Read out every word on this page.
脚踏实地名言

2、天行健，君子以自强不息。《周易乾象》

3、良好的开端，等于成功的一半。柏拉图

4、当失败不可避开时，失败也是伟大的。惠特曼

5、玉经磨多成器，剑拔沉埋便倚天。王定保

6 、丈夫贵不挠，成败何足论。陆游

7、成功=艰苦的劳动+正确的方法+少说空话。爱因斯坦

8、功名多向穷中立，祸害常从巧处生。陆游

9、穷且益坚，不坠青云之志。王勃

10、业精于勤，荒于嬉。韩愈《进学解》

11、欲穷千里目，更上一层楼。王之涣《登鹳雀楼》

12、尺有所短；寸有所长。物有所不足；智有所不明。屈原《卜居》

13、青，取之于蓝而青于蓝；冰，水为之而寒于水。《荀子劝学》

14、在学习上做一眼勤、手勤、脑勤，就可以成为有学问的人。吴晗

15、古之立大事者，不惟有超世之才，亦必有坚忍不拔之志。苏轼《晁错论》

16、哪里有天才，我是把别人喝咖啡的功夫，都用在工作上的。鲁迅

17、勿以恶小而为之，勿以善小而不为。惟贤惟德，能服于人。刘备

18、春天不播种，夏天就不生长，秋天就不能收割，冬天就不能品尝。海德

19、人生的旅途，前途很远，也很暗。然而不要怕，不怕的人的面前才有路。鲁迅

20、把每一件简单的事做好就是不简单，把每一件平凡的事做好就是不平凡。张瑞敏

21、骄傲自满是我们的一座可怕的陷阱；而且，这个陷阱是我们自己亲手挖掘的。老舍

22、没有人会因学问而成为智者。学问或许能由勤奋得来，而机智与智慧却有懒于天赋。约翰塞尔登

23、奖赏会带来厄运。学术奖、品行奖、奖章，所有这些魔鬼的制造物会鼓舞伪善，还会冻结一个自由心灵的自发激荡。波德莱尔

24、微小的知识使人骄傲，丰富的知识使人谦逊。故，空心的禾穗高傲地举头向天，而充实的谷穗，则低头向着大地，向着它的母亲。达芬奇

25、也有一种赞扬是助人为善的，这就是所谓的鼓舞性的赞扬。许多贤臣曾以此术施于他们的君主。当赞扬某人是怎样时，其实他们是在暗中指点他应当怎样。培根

------------------------------

* _EXERCISE PROMPT_:
Output each record precisely as given.

* _WRITTEN RESPONSE_:
Read out every word on this page.
脚踏实地名言

2、天行健，君子以自强不息。《周易乾象》

3、良好的开端，等于成功的一半。柏拉图

4、当失败不可避开时，失败也是伟大的。惠特曼

5、玉经磨多成器，剑拔沉埋便倚天。王定保

6 、丈夫贵不挠，成败何足论。陆游

7、成功=艰苦的劳动+正确的方法+少说空话。爱因斯坦

8、功名多向穷中立，祸害常从巧处生。陆游

9、穷且益坚，不坠青云之志。王勃

10、业精于勤，荒于嬉。韩愈《进学解》

11、欲穷千里目，更上一层楼。王之涣《登鹳雀楼》

12、尺有所短；寸有所长。物有所不足；智有所不明。屈原《卜居》

13、青，取之于蓝而青于蓝；冰，水为之而寒于水。《荀子劝学》

14、在学习上做一眼勤、手勤、脑勤，就可以成为有学问的人。吴晗

15、古之立大事者，不惟有超世之才，亦必有坚忍不拔之志。苏轼《晁错论》

16、哪里有天才，我是把别人喝咖啡的功夫，都用在工作上的。鲁迅

17、勿以恶小而为之，勿以善小而不为。惟贤惟德，能服于人。刘备

18、春天不播种，夏天就不生长，秋天就不能收割，冬天就不能品尝。海德

19、人生的旅途，前途很远，也很暗。然而不要怕，不怕的人的面前才有路。鲁迅

20、把每一件简单的事做好就是不简单，把每一件平凡的事做好就是不平凡。张瑞敏

21、骄傲自满是我们的一座可怕的陷阱；而且，这个陷阱是我们自己亲手挖掘的。老舍

22、没有人会因学问而成为智者。学问或许能由勤奋得来，而机智与智慧却有懒于天赋。约翰塞尔登

23、奖赏会带来厄运。学术奖、品行奖、奖章，所有这些魔鬼的制造物会鼓舞伪善，还会冻结一个自由心灵的自发激荡。波德莱尔

24、微小的知识使人骄傲，丰富的知识使人谦逊。故，空心的禾穗高傲地举头向天，而充实的谷穗，则低头向着大地，向着它的母亲。达芬奇

25、也有一种赞扬是助人为善的，这就是所谓的鼓舞性的赞扬。许多贤臣曾以此术施于他们的君主。当赞扬某人是怎样时，其实他们是在暗中指点他应当怎样。培根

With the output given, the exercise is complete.